* [Data to process]
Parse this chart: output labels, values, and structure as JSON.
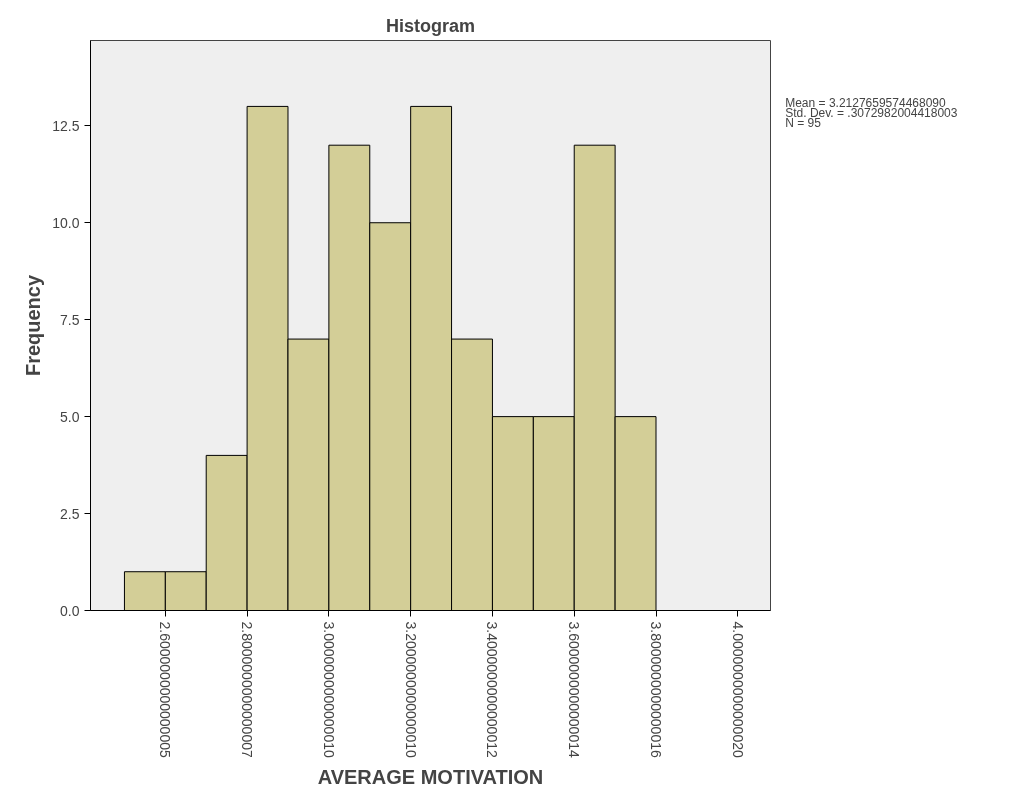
{
  "chart_data": {
    "type": "histogram",
    "title": "Histogram",
    "xlabel": "AVERAGE MOTIVATION",
    "ylabel": "Frequency",
    "bins": [
      2.5,
      2.6,
      2.7,
      2.8,
      2.9,
      3.0,
      3.1,
      3.2,
      3.3,
      3.4,
      3.5,
      3.6,
      3.7,
      3.8
    ],
    "values": [
      1,
      1,
      4,
      13,
      7,
      12,
      10,
      13,
      7,
      5,
      5,
      12,
      5
    ],
    "color": "#d3ce97",
    "xlim": [
      2.417,
      4.08
    ],
    "ylim": [
      0,
      14.7
    ],
    "xticks": [
      {
        "value": 2.6,
        "label": "2.6000000000000005"
      },
      {
        "value": 2.8,
        "label": "2.8000000000000007"
      },
      {
        "value": 3.0,
        "label": "3.0000000000000010"
      },
      {
        "value": 3.2,
        "label": "3.2000000000000010"
      },
      {
        "value": 3.4,
        "label": "3.4000000000000012"
      },
      {
        "value": 3.6,
        "label": "3.6000000000000014"
      },
      {
        "value": 3.8,
        "label": "3.8000000000000016"
      },
      {
        "value": 4.0,
        "label": "4.0000000000000020"
      }
    ],
    "yticks": [
      {
        "value": 0,
        "label": "0.0"
      },
      2.5,
      {
        "value": 5,
        "label": "5.0"
      },
      7.5,
      {
        "value": 10,
        "label": "10.0"
      },
      12.5
    ],
    "grid": false,
    "annotations": [
      "Mean = 3.2127659574468090",
      "Std. Dev. = .3072982004418003",
      "N = 95"
    ]
  }
}
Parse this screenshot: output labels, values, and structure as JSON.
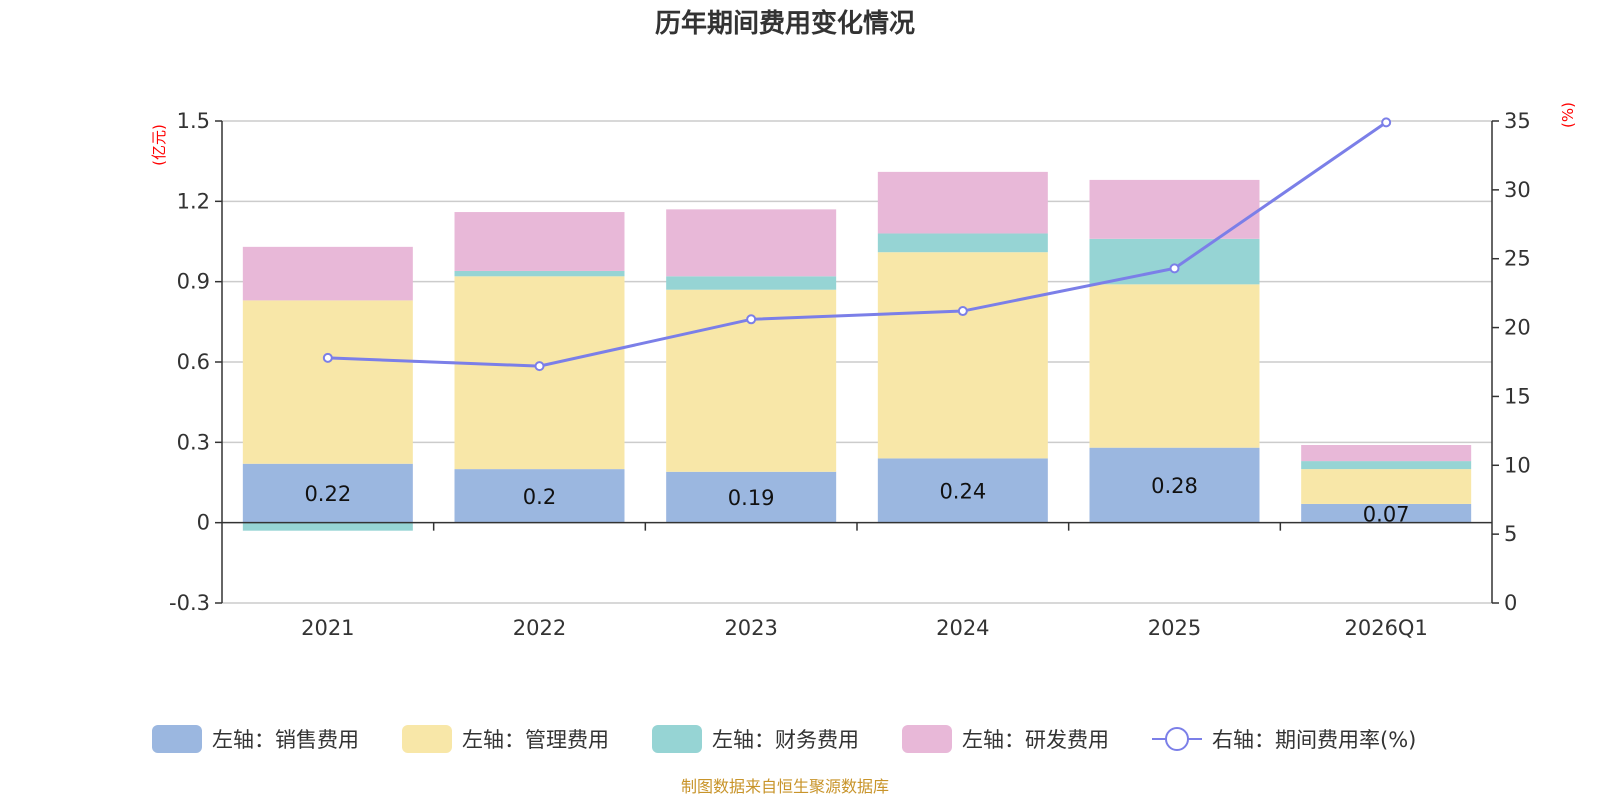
{
  "chart_data": {
    "type": "bar",
    "title": "历年期间费用变化情况",
    "categories": [
      "2021",
      "2022",
      "2023",
      "2024",
      "2025",
      "2026Q1"
    ],
    "left_axis": {
      "unit": "(亿元)",
      "ylim": [
        -0.3,
        1.5
      ],
      "ticks": [
        "-0.3",
        "0",
        "0.3",
        "0.6",
        "0.9",
        "1.2",
        "1.5"
      ]
    },
    "right_axis": {
      "unit": "(%)",
      "ylim": [
        0,
        35
      ],
      "ticks": [
        "0",
        "5",
        "10",
        "15",
        "20",
        "25",
        "30",
        "35"
      ]
    },
    "series": [
      {
        "name": "左轴：销售费用",
        "type": "bar",
        "color": "#9bb7e0",
        "values": [
          0.22,
          0.2,
          0.19,
          0.24,
          0.28,
          0.07
        ],
        "labels": [
          "0.22",
          "0.2",
          "0.19",
          "0.24",
          "0.28",
          "0.07"
        ]
      },
      {
        "name": "左轴：管理费用",
        "type": "bar",
        "color": "#f8e7a8",
        "values": [
          0.61,
          0.72,
          0.68,
          0.77,
          0.61,
          0.13
        ]
      },
      {
        "name": "左轴：财务费用",
        "type": "bar",
        "color": "#96d4d4",
        "values": [
          -0.03,
          0.02,
          0.05,
          0.07,
          0.17,
          0.03
        ]
      },
      {
        "name": "左轴：研发费用",
        "type": "bar",
        "color": "#e8b8d8",
        "values": [
          0.2,
          0.22,
          0.25,
          0.23,
          0.22,
          0.06
        ]
      },
      {
        "name": "右轴：期间费用率(%)",
        "type": "line",
        "axis": "right",
        "color": "#7b7fe8",
        "values": [
          17.8,
          17.2,
          20.6,
          21.2,
          24.3,
          34.9
        ]
      }
    ],
    "grid": true,
    "legend_position": "bottom"
  },
  "source": "制图数据来自恒生聚源数据库"
}
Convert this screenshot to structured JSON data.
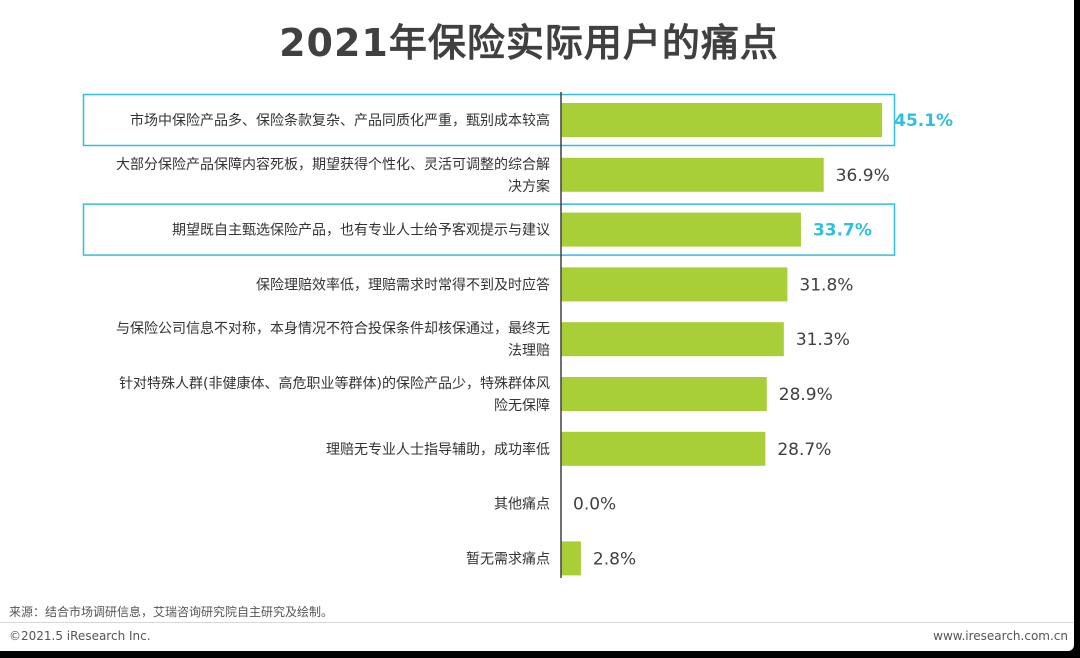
{
  "chart_data": {
    "type": "bar",
    "orientation": "horizontal",
    "title": "2021年保险实际用户的痛点",
    "categories": [
      [
        "市场中保险产品多、保险条款复杂、产品同质化严重，甄别成本较高"
      ],
      [
        "大部分保险产品保障内容死板，期望获得个性化、灵活可调整的综合解",
        "决方案"
      ],
      [
        "期望既自主甄选保险产品，也有专业人士给予客观提示与建议"
      ],
      [
        "保险理赔效率低，理赔需求时常得不到及时应答"
      ],
      [
        "与保险公司信息不对称，本身情况不符合投保条件却核保通过，最终无",
        "法理赔"
      ],
      [
        "针对特殊人群(非健康体、高危职业等群体)的保险产品少，特殊群体风",
        "险无保障"
      ],
      [
        "理赔无专业人士指导辅助，成功率低"
      ],
      [
        "其他痛点"
      ],
      [
        "暂无需求痛点"
      ]
    ],
    "values": [
      45.1,
      36.9,
      33.7,
      31.8,
      31.3,
      28.9,
      28.7,
      0.0,
      2.8
    ],
    "value_labels": [
      "45.1%",
      "36.9%",
      "33.7%",
      "31.8%",
      "31.3%",
      "28.9%",
      "28.7%",
      "0.0%",
      "2.8%"
    ],
    "highlighted": [
      true,
      false,
      true,
      false,
      false,
      false,
      false,
      false,
      false
    ],
    "xlim": [
      0,
      50
    ],
    "xlabel": "",
    "ylabel": "",
    "grid": false,
    "legend": "none"
  },
  "colors": {
    "bar": "#a8cf38",
    "highlight": "#2fbfe0",
    "axis": "#404040"
  },
  "footer": {
    "source": "来源：结合市场调研信息，艾瑞咨询研究院自主研究及绘制。",
    "copyright": "©2021.5 iResearch Inc.",
    "website": "www.iresearch.com.cn"
  }
}
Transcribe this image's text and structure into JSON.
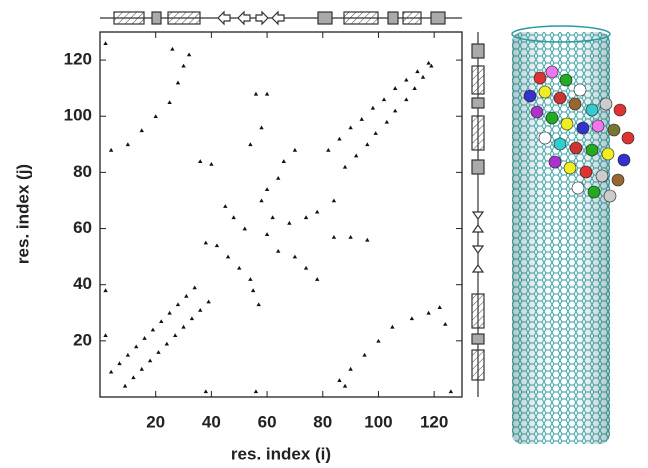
{
  "chart_data": {
    "type": "scatter",
    "x_label": "res. index (i)",
    "y_label": "res. index (j)",
    "xlim": [
      0,
      130
    ],
    "ylim": [
      0,
      130
    ],
    "xticks": [
      20,
      40,
      60,
      80,
      100,
      120
    ],
    "yticks": [
      20,
      40,
      60,
      80,
      100,
      120
    ],
    "grid": false,
    "series": [
      {
        "color": "#111111",
        "x": [
          4,
          7,
          10,
          13,
          16,
          19,
          22,
          25,
          28,
          31,
          34,
          9,
          12,
          15,
          18,
          21,
          24,
          27,
          30,
          33,
          36,
          39,
          82,
          86,
          90,
          94,
          98,
          102,
          106,
          110,
          114,
          118,
          88,
          92,
          96,
          99,
          103,
          106,
          110,
          113,
          116,
          119,
          4,
          10,
          15,
          20,
          25,
          28,
          30,
          26,
          32,
          2,
          88,
          90,
          95,
          100,
          105,
          112,
          118,
          124,
          122,
          126,
          38,
          42,
          46,
          50,
          54,
          55,
          57,
          52,
          48,
          45,
          58,
          60,
          64,
          66,
          70,
          62,
          68,
          74,
          78,
          84,
          60,
          64,
          70,
          74,
          78,
          36,
          40,
          54,
          58,
          60,
          84,
          90,
          96,
          56,
          2,
          2,
          38,
          56,
          86
        ],
        "y": [
          9,
          12,
          15,
          18,
          21,
          24,
          27,
          30,
          33,
          36,
          39,
          4,
          7,
          10,
          13,
          16,
          19,
          22,
          25,
          28,
          31,
          34,
          88,
          92,
          96,
          99,
          103,
          106,
          110,
          113,
          116,
          119,
          82,
          86,
          90,
          94,
          98,
          102,
          106,
          110,
          114,
          118,
          88,
          90,
          95,
          100,
          105,
          112,
          118,
          124,
          122,
          126,
          4,
          10,
          15,
          20,
          25,
          28,
          30,
          26,
          32,
          2,
          55,
          54,
          50,
          46,
          42,
          38,
          33,
          60,
          64,
          68,
          70,
          74,
          78,
          84,
          88,
          64,
          62,
          64,
          66,
          70,
          58,
          52,
          50,
          46,
          42,
          84,
          83,
          90,
          96,
          108,
          57,
          57,
          56,
          108,
          38,
          22,
          2,
          2,
          6
        ]
      }
    ]
  }
}
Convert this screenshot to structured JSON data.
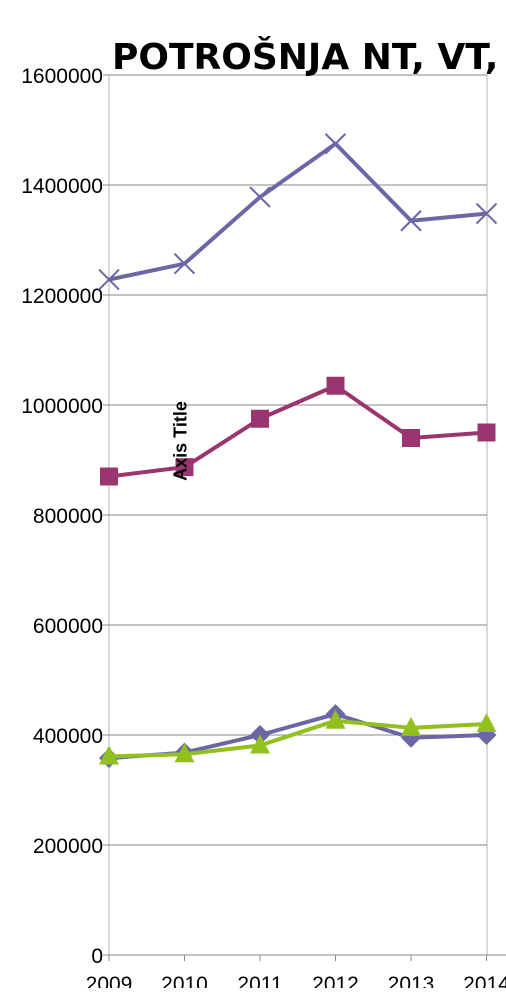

* [Exercise description]
Leaving the pictures aside, transcribe the entire listing exactly.

* [Answer in full]
Parse this chart: output labels, values, and structure as JSON.
{
  "chart_data": {
    "type": "histogram",
    "title": "Histogram",
    "xlabel": "AVERAGE MOTIVATION",
    "ylabel": "Frequency",
    "bins": [
      2.5,
      2.6,
      2.7,
      2.8,
      2.9,
      3.0,
      3.1,
      3.2,
      3.3,
      3.4,
      3.5,
      3.6,
      3.7,
      3.8
    ],
    "values": [
      1,
      1,
      4,
      13,
      7,
      12,
      10,
      13,
      7,
      5,
      5,
      12,
      5
    ],
    "color": "#d3ce97",
    "xlim": [
      2.417,
      4.08
    ],
    "ylim": [
      0,
      14.7
    ],
    "xticks": [
      {
        "value": 2.6,
        "label": "2.6000000000000005"
      },
      {
        "value": 2.8,
        "label": "2.8000000000000007"
      },
      {
        "value": 3.0,
        "label": "3.0000000000000010"
      },
      {
        "value": 3.2,
        "label": "3.2000000000000010"
      },
      {
        "value": 3.4,
        "label": "3.4000000000000012"
      },
      {
        "value": 3.6,
        "label": "3.6000000000000014"
      },
      {
        "value": 3.8,
        "label": "3.8000000000000016"
      },
      {
        "value": 4.0,
        "label": "4.0000000000000020"
      }
    ],
    "yticks": [
      {
        "value": 0,
        "label": "0.0"
      },
      2.5,
      {
        "value": 5,
        "label": "5.0"
      },
      7.5,
      {
        "value": 10,
        "label": "10.0"
      },
      12.5
    ],
    "grid": false,
    "annotations": [
      "Mean = 3.2127659574468090",
      "Std. Dev. = .3072982004418003",
      "N = 95"
    ]
  }
}
Parse this screenshot: output labels, values, and structure as JSON.
{
  "chart_data": {
    "type": "bar",
    "title": "历年期间费用变化情况",
    "categories": [
      "2021",
      "2022",
      "2023",
      "2024",
      "2025",
      "2026Q1"
    ],
    "left_axis": {
      "unit": "(亿元)",
      "ylim": [
        -0.3,
        1.5
      ],
      "ticks": [
        "-0.3",
        "0",
        "0.3",
        "0.6",
        "0.9",
        "1.2",
        "1.5"
      ]
    },
    "right_axis": {
      "unit": "(%)",
      "ylim": [
        0,
        35
      ],
      "ticks": [
        "0",
        "5",
        "10",
        "15",
        "20",
        "25",
        "30",
        "35"
      ]
    },
    "series": [
      {
        "name": "左轴：销售费用",
        "type": "bar",
        "color": "#9bb7e0",
        "values": [
          0.22,
          0.2,
          0.19,
          0.24,
          0.28,
          0.07
        ],
        "labels": [
          "0.22",
          "0.2",
          "0.19",
          "0.24",
          "0.28",
          "0.07"
        ]
      },
      {
        "name": "左轴：管理费用",
        "type": "bar",
        "color": "#f8e7a8",
        "values": [
          0.61,
          0.72,
          0.68,
          0.77,
          0.61,
          0.13
        ]
      },
      {
        "name": "左轴：财务费用",
        "type": "bar",
        "color": "#96d4d4",
        "values": [
          -0.03,
          0.02,
          0.05,
          0.07,
          0.17,
          0.03
        ]
      },
      {
        "name": "左轴：研发费用",
        "type": "bar",
        "color": "#e8b8d8",
        "values": [
          0.2,
          0.22,
          0.25,
          0.23,
          0.22,
          0.06
        ]
      },
      {
        "name": "右轴：期间费用率(%)",
        "type": "line",
        "axis": "right",
        "color": "#7b7fe8",
        "values": [
          17.8,
          17.2,
          20.6,
          21.2,
          24.3,
          34.9
        ]
      }
    ],
    "grid": true,
    "legend_position": "bottom"
  },
  "source": "制图数据来自恒生聚源数据库"
}
Convert this screenshot to structured JSON data.
{
  "chart_data": {
    "type": "bar",
    "orientation": "horizontal",
    "title": "2021年保险实际用户的痛点",
    "categories": [
      [
        "市场中保险产品多、保险条款复杂、产品同质化严重，甄别成本较高"
      ],
      [
        "大部分保险产品保障内容死板，期望获得个性化、灵活可调整的综合解",
        "决方案"
      ],
      [
        "期望既自主甄选保险产品，也有专业人士给予客观提示与建议"
      ],
      [
        "保险理赔效率低，理赔需求时常得不到及时应答"
      ],
      [
        "与保险公司信息不对称，本身情况不符合投保条件却核保通过，最终无",
        "法理赔"
      ],
      [
        "针对特殊人群(非健康体、高危职业等群体)的保险产品少，特殊群体风",
        "险无保障"
      ],
      [
        "理赔无专业人士指导辅助，成功率低"
      ],
      [
        "其他痛点"
      ],
      [
        "暂无需求痛点"
      ]
    ],
    "values": [
      45.1,
      36.9,
      33.7,
      31.8,
      31.3,
      28.9,
      28.7,
      0.0,
      2.8
    ],
    "value_labels": [
      "45.1%",
      "36.9%",
      "33.7%",
      "31.8%",
      "31.3%",
      "28.9%",
      "28.7%",
      "0.0%",
      "2.8%"
    ],
    "highlighted": [
      true,
      false,
      true,
      false,
      false,
      false,
      false,
      false,
      false
    ],
    "xlim": [
      0,
      50
    ],
    "xlabel": "",
    "ylabel": "",
    "grid": false,
    "legend": "none"
  },
  "colors": {
    "bar": "#a8cf38",
    "highlight": "#2fbfe0",
    "axis": "#404040"
  },
  "footer": {
    "source": "来源：结合市场调研信息，艾瑞咨询研究院自主研究及绘制。",
    "copyright": "©2021.5 iResearch Inc.",
    "website": "www.iresearch.com.cn"
  }
}
Transcribe this image's text and structure into JSON.
{
  "chart_data": {
    "type": "scatter",
    "x_label": "res. index (i)",
    "y_label": "res. index (j)",
    "xlim": [
      0,
      130
    ],
    "ylim": [
      0,
      130
    ],
    "xticks": [
      20,
      40,
      60,
      80,
      100,
      120
    ],
    "yticks": [
      20,
      40,
      60,
      80,
      100,
      120
    ],
    "grid": false,
    "series": [
      {
        "color": "#111111",
        "x": [
          4,
          7,
          10,
          13,
          16,
          19,
          22,
          25,
          28,
          31,
          34,
          9,
          12,
          15,
          18,
          21,
          24,
          27,
          30,
          33,
          36,
          39,
          82,
          86,
          90,
          94,
          98,
          102,
          106,
          110,
          114,
          118,
          88,
          92,
          96,
          99,
          103,
          106,
          110,
          113,
          116,
          119,
          4,
          10,
          15,
          20,
          25,
          28,
          30,
          26,
          32,
          2,
          88,
          90,
          95,
          100,
          105,
          112,
          118,
          124,
          122,
          126,
          38,
          42,
          46,
          50,
          54,
          55,
          57,
          52,
          48,
          45,
          58,
          60,
          64,
          66,
          70,
          62,
          68,
          74,
          78,
          84,
          60,
          64,
          70,
          74,
          78,
          36,
          40,
          54,
          58,
          60,
          84,
          90,
          96,
          56,
          2,
          2,
          38,
          56,
          86
        ],
        "y": [
          9,
          12,
          15,
          18,
          21,
          24,
          27,
          30,
          33,
          36,
          39,
          4,
          7,
          10,
          13,
          16,
          19,
          22,
          25,
          28,
          31,
          34,
          88,
          92,
          96,
          99,
          103,
          106,
          110,
          113,
          116,
          119,
          82,
          86,
          90,
          94,
          98,
          102,
          106,
          110,
          114,
          118,
          88,
          90,
          95,
          100,
          105,
          112,
          118,
          124,
          122,
          126,
          4,
          10,
          15,
          20,
          25,
          28,
          30,
          26,
          32,
          2,
          55,
          54,
          50,
          46,
          42,
          38,
          33,
          60,
          64,
          68,
          70,
          74,
          78,
          84,
          88,
          64,
          62,
          64,
          66,
          70,
          58,
          52,
          50,
          46,
          42,
          84,
          83,
          90,
          96,
          108,
          57,
          57,
          56,
          108,
          38,
          22,
          2,
          2,
          6
        ]
      }
    ]
  }
}
Convert this screenshot to structured JSON data.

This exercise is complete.